### Provided material
□ □ □ □ □

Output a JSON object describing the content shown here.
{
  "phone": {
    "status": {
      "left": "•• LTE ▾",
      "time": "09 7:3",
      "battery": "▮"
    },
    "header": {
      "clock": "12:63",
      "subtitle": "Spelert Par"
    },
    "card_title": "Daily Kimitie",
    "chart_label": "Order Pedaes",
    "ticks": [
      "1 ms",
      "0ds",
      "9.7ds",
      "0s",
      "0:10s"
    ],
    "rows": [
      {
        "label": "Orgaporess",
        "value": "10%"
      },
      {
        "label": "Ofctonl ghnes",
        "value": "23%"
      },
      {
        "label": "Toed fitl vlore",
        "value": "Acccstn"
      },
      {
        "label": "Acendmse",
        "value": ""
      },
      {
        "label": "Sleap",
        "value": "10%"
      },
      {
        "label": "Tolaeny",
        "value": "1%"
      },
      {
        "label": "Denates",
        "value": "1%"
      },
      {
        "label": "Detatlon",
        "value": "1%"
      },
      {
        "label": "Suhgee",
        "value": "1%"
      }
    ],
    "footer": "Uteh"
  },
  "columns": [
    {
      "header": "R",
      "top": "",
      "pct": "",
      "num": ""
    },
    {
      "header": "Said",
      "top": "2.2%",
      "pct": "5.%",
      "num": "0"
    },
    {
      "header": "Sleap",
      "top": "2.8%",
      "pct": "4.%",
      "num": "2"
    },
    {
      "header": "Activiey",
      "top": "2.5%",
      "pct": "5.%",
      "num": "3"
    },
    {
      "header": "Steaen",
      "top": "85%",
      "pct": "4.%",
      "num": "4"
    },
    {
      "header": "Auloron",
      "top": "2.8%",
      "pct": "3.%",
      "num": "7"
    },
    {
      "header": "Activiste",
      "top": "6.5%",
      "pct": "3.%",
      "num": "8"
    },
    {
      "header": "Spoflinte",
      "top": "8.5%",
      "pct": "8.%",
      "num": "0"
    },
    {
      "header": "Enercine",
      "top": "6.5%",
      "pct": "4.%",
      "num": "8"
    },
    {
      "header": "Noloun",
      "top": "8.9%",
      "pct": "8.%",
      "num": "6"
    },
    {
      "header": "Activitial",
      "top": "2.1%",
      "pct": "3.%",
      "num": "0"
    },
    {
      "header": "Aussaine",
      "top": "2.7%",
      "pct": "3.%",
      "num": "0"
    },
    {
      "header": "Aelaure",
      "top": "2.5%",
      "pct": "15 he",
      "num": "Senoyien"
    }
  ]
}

□ □ □ □ □

### The request
Print every record exactly as it was given.

### Correct output
Output a JSON object describing the content shown here.
{
  "phone": {
    "status": {
      "left": "•• LTE ▾",
      "time": "09 7:3",
      "battery": "▮"
    },
    "header": {
      "clock": "12:63",
      "subtitle": "Spelert Par"
    },
    "card_title": "Daily Kimitie",
    "chart_label": "Order Pedaes",
    "ticks": [
      "1 ms",
      "0ds",
      "9.7ds",
      "0s",
      "0:10s"
    ],
    "rows": [
      {
        "label": "Orgaporess",
        "value": "10%"
      },
      {
        "label": "Ofctonl ghnes",
        "value": "23%"
      },
      {
        "label": "Toed fitl vlore",
        "value": "Acccstn"
      },
      {
        "label": "Acendmse",
        "value": ""
      },
      {
        "label": "Sleap",
        "value": "10%"
      },
      {
        "label": "Tolaeny",
        "value": "1%"
      },
      {
        "label": "Denates",
        "value": "1%"
      },
      {
        "label": "Detatlon",
        "value": "1%"
      },
      {
        "label": "Suhgee",
        "value": "1%"
      }
    ],
    "footer": "Uteh"
  },
  "columns": [
    {
      "header": "R",
      "top": "",
      "pct": "",
      "num": ""
    },
    {
      "header": "Said",
      "top": "2.2%",
      "pct": "5.%",
      "num": "0"
    },
    {
      "header": "Sleap",
      "top": "2.8%",
      "pct": "4.%",
      "num": "2"
    },
    {
      "header": "Activiey",
      "top": "2.5%",
      "pct": "5.%",
      "num": "3"
    },
    {
      "header": "Steaen",
      "top": "85%",
      "pct": "4.%",
      "num": "4"
    },
    {
      "header": "Auloron",
      "top": "2.8%",
      "pct": "3.%",
      "num": "7"
    },
    {
      "header": "Activiste",
      "top": "6.5%",
      "pct": "3.%",
      "num": "8"
    },
    {
      "header": "Spoflinte",
      "top": "8.5%",
      "pct": "8.%",
      "num": "0"
    },
    {
      "header": "Enercine",
      "top": "6.5%",
      "pct": "4.%",
      "num": "8"
    },
    {
      "header": "Noloun",
      "top": "8.9%",
      "pct": "8.%",
      "num": "6"
    },
    {
      "header": "Activitial",
      "top": "2.1%",
      "pct": "3.%",
      "num": "0"
    },
    {
      "header": "Aussaine",
      "top": "2.7%",
      "pct": "3.%",
      "num": "0"
    },
    {
      "header": "Aelaure",
      "top": "2.5%",
      "pct": "15 he",
      "num": "Senoyien"
    }
  ]
}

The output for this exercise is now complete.